Quote the whole listing verbatim.
"""
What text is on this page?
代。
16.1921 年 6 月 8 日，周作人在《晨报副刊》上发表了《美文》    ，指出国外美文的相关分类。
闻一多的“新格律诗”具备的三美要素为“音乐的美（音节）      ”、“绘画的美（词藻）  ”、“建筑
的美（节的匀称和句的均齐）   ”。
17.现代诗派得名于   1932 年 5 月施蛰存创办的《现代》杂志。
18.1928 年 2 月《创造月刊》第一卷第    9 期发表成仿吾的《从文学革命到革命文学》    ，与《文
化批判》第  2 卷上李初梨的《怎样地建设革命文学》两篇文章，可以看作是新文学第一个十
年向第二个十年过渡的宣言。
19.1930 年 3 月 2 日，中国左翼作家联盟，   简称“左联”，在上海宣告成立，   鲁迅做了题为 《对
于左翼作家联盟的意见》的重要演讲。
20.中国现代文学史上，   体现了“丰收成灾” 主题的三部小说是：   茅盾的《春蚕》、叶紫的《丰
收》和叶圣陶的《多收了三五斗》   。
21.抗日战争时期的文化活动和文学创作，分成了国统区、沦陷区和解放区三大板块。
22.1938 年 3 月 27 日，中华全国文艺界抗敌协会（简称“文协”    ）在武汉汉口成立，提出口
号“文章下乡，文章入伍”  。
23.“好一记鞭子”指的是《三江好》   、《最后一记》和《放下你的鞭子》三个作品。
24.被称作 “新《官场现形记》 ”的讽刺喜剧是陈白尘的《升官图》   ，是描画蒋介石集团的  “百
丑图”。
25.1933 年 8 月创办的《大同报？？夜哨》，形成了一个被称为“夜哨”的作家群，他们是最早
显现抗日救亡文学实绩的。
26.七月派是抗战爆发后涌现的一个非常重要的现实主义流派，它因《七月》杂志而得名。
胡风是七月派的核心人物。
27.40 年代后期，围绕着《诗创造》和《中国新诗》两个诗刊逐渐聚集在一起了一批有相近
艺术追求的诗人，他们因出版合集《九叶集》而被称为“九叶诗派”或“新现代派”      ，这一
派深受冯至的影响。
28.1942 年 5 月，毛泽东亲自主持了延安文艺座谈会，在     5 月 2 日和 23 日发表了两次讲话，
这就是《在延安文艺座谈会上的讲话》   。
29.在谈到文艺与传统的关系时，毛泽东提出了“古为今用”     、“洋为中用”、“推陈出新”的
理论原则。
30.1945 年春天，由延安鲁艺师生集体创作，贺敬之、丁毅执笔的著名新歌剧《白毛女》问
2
"""
*Output below*
What text is on this page?
代。
16.1921 年 6 月 8 日，周作人在《晨报副刊》上发表了《美文》    ，指出国外美文的相关分类。
闻一多的“新格律诗”具备的三美要素为“音乐的美（音节）      ”、“绘画的美（词藻）  ”、“建筑
的美（节的匀称和句的均齐）   ”。
17.现代诗派得名于   1932 年 5 月施蛰存创办的《现代》杂志。
18.1928 年 2 月《创造月刊》第一卷第    9 期发表成仿吾的《从文学革命到革命文学》    ，与《文
化批判》第  2 卷上李初梨的《怎样地建设革命文学》两篇文章，可以看作是新文学第一个十
年向第二个十年过渡的宣言。
19.1930 年 3 月 2 日，中国左翼作家联盟，   简称“左联”，在上海宣告成立，   鲁迅做了题为 《对
于左翼作家联盟的意见》的重要演讲。
20.中国现代文学史上，   体现了“丰收成灾” 主题的三部小说是：   茅盾的《春蚕》、叶紫的《丰
收》和叶圣陶的《多收了三五斗》   。
21.抗日战争时期的文化活动和文学创作，分成了国统区、沦陷区和解放区三大板块。
22.1938 年 3 月 27 日，中华全国文艺界抗敌协会（简称“文协”    ）在武汉汉口成立，提出口
号“文章下乡，文章入伍”  。
23.“好一记鞭子”指的是《三江好》   、《最后一记》和《放下你的鞭子》三个作品。
24.被称作 “新《官场现形记》 ”的讽刺喜剧是陈白尘的《升官图》   ，是描画蒋介石集团的  “百
丑图”。
25.1933 年 8 月创办的《大同报？？夜哨》，形成了一个被称为“夜哨”的作家群，他们是最早
显现抗日救亡文学实绩的。
26.七月派是抗战爆发后涌现的一个非常重要的现实主义流派，它因《七月》杂志而得名。
胡风是七月派的核心人物。
27.40 年代后期，围绕着《诗创造》和《中国新诗》两个诗刊逐渐聚集在一起了一批有相近
艺术追求的诗人，他们因出版合集《九叶集》而被称为“九叶诗派”或“新现代派”      ，这一
派深受冯至的影响。
28.1942 年 5 月，毛泽东亲自主持了延安文艺座谈会，在     5 月 2 日和 23 日发表了两次讲话，
这就是《在延安文艺座谈会上的讲话》   。
29.在谈到文艺与传统的关系时，毛泽东提出了“古为今用”     、“洋为中用”、“推陈出新”的
理论原则。
30.1945 年春天，由延安鲁艺师生集体创作，贺敬之、丁毅执笔的著名新歌剧《白毛女》问
2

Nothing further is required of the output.